§ What to work on:
Of all the lines in the material, how many contain the word "screenshot"? State the number alone.

====

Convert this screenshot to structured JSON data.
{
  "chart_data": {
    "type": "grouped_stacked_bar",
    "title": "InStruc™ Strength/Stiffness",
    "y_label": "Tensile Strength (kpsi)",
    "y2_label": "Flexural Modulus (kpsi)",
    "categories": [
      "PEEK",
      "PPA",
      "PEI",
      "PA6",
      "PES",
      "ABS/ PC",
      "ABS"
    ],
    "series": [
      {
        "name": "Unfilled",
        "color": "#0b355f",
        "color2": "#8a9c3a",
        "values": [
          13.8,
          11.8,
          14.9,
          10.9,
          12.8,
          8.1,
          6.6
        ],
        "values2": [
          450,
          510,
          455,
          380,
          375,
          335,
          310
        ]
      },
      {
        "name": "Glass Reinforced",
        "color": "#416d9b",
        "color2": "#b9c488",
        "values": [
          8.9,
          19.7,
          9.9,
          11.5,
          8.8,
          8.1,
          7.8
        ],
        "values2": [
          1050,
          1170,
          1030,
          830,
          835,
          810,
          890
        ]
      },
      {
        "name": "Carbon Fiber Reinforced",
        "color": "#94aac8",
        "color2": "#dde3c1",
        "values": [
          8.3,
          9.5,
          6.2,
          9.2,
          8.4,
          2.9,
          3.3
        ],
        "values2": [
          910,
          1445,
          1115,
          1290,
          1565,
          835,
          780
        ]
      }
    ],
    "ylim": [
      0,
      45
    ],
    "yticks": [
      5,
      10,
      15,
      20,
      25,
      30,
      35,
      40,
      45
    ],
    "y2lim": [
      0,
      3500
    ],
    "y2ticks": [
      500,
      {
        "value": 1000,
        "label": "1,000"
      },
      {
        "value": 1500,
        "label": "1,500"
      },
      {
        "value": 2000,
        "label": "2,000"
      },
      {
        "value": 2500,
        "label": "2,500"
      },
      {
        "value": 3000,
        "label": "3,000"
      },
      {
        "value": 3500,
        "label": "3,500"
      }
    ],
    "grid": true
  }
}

====

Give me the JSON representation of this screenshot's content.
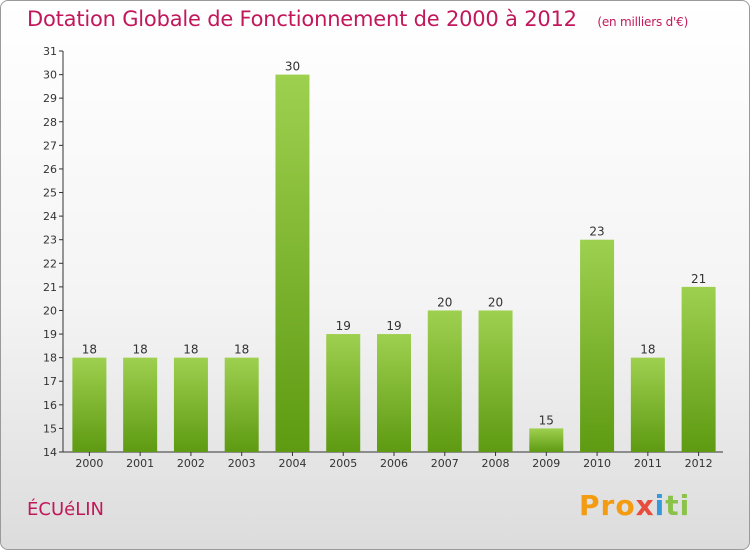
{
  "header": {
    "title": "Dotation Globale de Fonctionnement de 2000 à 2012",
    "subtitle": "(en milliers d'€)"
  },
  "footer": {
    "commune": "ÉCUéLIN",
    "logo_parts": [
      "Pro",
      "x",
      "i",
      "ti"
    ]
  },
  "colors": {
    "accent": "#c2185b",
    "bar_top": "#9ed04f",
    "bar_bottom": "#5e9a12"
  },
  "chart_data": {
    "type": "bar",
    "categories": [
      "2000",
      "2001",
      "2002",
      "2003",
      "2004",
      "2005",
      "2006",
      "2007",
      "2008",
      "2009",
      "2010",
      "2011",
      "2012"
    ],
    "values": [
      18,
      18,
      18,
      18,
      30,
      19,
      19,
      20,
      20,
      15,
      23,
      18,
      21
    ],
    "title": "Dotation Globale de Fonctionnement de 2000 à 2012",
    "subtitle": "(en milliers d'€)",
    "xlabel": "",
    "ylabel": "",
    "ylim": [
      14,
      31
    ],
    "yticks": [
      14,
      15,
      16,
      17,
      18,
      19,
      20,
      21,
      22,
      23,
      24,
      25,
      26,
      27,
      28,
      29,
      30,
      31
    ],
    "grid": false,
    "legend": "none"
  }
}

====

§ Exercise output:
2